**DATA FOR PROCESSING**
------------------------------------------------------------

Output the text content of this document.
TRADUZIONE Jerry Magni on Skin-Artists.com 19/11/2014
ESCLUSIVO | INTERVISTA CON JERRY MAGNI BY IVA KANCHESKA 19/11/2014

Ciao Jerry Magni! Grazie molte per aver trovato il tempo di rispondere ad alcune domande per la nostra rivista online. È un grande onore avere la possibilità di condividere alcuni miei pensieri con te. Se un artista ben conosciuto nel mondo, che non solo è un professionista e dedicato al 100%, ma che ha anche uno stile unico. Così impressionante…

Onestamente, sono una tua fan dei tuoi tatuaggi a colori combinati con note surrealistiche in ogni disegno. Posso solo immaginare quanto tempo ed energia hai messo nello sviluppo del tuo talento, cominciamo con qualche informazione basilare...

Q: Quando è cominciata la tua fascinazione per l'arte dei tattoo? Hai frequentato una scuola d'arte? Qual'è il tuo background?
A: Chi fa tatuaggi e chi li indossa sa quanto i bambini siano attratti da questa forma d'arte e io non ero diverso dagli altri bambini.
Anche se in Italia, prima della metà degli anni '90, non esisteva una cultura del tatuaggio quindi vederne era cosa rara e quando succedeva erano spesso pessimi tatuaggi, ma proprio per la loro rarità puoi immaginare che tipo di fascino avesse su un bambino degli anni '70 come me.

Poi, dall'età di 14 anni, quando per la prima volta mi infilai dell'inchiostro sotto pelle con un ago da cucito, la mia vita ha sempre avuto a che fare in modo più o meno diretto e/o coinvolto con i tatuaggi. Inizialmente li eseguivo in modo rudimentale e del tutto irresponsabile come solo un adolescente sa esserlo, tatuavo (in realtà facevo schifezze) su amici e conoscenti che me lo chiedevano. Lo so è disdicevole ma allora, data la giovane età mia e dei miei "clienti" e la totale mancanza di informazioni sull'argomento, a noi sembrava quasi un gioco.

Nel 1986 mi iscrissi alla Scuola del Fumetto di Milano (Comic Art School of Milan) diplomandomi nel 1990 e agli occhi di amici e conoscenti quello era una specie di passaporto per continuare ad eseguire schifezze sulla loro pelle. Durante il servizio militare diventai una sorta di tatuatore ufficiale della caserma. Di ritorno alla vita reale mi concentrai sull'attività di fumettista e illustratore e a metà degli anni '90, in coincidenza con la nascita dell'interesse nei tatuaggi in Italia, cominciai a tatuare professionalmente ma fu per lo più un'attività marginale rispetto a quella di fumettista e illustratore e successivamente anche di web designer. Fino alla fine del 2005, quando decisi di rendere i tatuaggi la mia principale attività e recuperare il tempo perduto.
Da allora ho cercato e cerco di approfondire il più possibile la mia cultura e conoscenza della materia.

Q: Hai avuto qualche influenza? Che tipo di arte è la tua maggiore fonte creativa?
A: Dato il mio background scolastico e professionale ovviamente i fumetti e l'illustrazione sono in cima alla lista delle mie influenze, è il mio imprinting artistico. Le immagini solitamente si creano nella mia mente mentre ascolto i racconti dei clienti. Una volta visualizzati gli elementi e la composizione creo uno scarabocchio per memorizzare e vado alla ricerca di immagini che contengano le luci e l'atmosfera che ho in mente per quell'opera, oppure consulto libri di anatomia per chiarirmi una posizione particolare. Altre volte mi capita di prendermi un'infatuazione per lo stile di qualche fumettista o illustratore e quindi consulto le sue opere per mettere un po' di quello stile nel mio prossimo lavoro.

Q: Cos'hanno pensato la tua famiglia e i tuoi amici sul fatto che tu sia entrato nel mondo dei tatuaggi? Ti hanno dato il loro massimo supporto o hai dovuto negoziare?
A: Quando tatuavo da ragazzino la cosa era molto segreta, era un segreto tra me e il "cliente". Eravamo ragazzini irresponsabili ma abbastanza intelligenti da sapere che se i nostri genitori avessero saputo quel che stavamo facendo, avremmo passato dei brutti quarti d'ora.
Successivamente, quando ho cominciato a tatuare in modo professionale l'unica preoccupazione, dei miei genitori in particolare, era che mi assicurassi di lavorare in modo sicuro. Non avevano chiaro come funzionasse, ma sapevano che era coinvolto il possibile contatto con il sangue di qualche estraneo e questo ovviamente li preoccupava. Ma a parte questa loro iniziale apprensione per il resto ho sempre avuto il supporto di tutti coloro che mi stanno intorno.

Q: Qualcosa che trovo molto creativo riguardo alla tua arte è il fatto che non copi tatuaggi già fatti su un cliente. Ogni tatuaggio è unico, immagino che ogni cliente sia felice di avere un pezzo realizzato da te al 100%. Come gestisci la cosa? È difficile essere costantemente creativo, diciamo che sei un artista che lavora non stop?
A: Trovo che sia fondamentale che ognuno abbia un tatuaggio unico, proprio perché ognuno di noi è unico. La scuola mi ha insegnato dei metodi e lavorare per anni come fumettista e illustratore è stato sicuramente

------------------------------------------------------------

**WRITTEN PROBLEM**
All the entries above need to be reproduced exactly.

**RESULT**
Output the text content of this document.
TRADUZIONE Jerry Magni on Skin-Artists.com 19/11/2014
ESCLUSIVO | INTERVISTA CON JERRY MAGNI BY IVA KANCHESKA 19/11/2014

Ciao Jerry Magni! Grazie molte per aver trovato il tempo di rispondere ad alcune domande per la nostra rivista online. È un grande onore avere la possibilità di condividere alcuni miei pensieri con te. Se un artista ben conosciuto nel mondo, che non solo è un professionista e dedicato al 100%, ma che ha anche uno stile unico. Così impressionante…

Onestamente, sono una tua fan dei tuoi tatuaggi a colori combinati con note surrealistiche in ogni disegno. Posso solo immaginare quanto tempo ed energia hai messo nello sviluppo del tuo talento, cominciamo con qualche informazione basilare...

Q: Quando è cominciata la tua fascinazione per l'arte dei tattoo? Hai frequentato una scuola d'arte? Qual'è il tuo background?
A: Chi fa tatuaggi e chi li indossa sa quanto i bambini siano attratti da questa forma d'arte e io non ero diverso dagli altri bambini.
Anche se in Italia, prima della metà degli anni '90, non esisteva una cultura del tatuaggio quindi vederne era cosa rara e quando succedeva erano spesso pessimi tatuaggi, ma proprio per la loro rarità puoi immaginare che tipo di fascino avesse su un bambino degli anni '70 come me.

Poi, dall'età di 14 anni, quando per la prima volta mi infilai dell'inchiostro sotto pelle con un ago da cucito, la mia vita ha sempre avuto a che fare in modo più o meno diretto e/o coinvolto con i tatuaggi. Inizialmente li eseguivo in modo rudimentale e del tutto irresponsabile come solo un adolescente sa esserlo, tatuavo (in realtà facevo schifezze) su amici e conoscenti che me lo chiedevano. Lo so è disdicevole ma allora, data la giovane età mia e dei miei "clienti" e la totale mancanza di informazioni sull'argomento, a noi sembrava quasi un gioco.

Nel 1986 mi iscrissi alla Scuola del Fumetto di Milano (Comic Art School of Milan) diplomandomi nel 1990 e agli occhi di amici e conoscenti quello era una specie di passaporto per continuare ad eseguire schifezze sulla loro pelle. Durante il servizio militare diventai una sorta di tatuatore ufficiale della caserma. Di ritorno alla vita reale mi concentrai sull'attività di fumettista e illustratore e a metà degli anni '90, in coincidenza con la nascita dell'interesse nei tatuaggi in Italia, cominciai a tatuare professionalmente ma fu per lo più un'attività marginale rispetto a quella di fumettista e illustratore e successivamente anche di web designer. Fino alla fine del 2005, quando decisi di rendere i tatuaggi la mia principale attività e recuperare il tempo perduto.
Da allora ho cercato e cerco di approfondire il più possibile la mia cultura e conoscenza della materia.

Q: Hai avuto qualche influenza? Che tipo di arte è la tua maggiore fonte creativa?
A: Dato il mio background scolastico e professionale ovviamente i fumetti e l'illustrazione sono in cima alla lista delle mie influenze, è il mio imprinting artistico. Le immagini solitamente si creano nella mia mente mentre ascolto i racconti dei clienti. Una volta visualizzati gli elementi e la composizione creo uno scarabocchio per memorizzare e vado alla ricerca di immagini che contengano le luci e l'atmosfera che ho in mente per quell'opera, oppure consulto libri di anatomia per chiarirmi una posizione particolare. Altre volte mi capita di prendermi un'infatuazione per lo stile di qualche fumettista o illustratore e quindi consulto le sue opere per mettere un po' di quello stile nel mio prossimo lavoro.

Q: Cos'hanno pensato la tua famiglia e i tuoi amici sul fatto che tu sia entrato nel mondo dei tatuaggi? Ti hanno dato il loro massimo supporto o hai dovuto negoziare?
A: Quando tatuavo da ragazzino la cosa era molto segreta, era un segreto tra me e il "cliente". Eravamo ragazzini irresponsabili ma abbastanza intelligenti da sapere che se i nostri genitori avessero saputo quel che stavamo facendo, avremmo passato dei brutti quarti d'ora.
Successivamente, quando ho cominciato a tatuare in modo professionale l'unica preoccupazione, dei miei genitori in particolare, era che mi assicurassi di lavorare in modo sicuro. Non avevano chiaro come funzionasse, ma sapevano che era coinvolto il possibile contatto con il sangue di qualche estraneo e questo ovviamente li preoccupava. Ma a parte questa loro iniziale apprensione per il resto ho sempre avuto il supporto di tutti coloro che mi stanno intorno.

Q: Qualcosa che trovo molto creativo riguardo alla tua arte è il fatto che non copi tatuaggi già fatti su un cliente. Ogni tatuaggio è unico, immagino che ogni cliente sia felice di avere un pezzo realizzato da te al 100%. Come gestisci la cosa? È difficile essere costantemente creativo, diciamo che sei un artista che lavora non stop?
A: Trovo che sia fondamentale che ognuno abbia un tatuaggio unico, proprio perché ognuno di noi è unico. La scuola mi ha insegnato dei metodi e lavorare per anni come fumettista e illustratore è stato sicuramente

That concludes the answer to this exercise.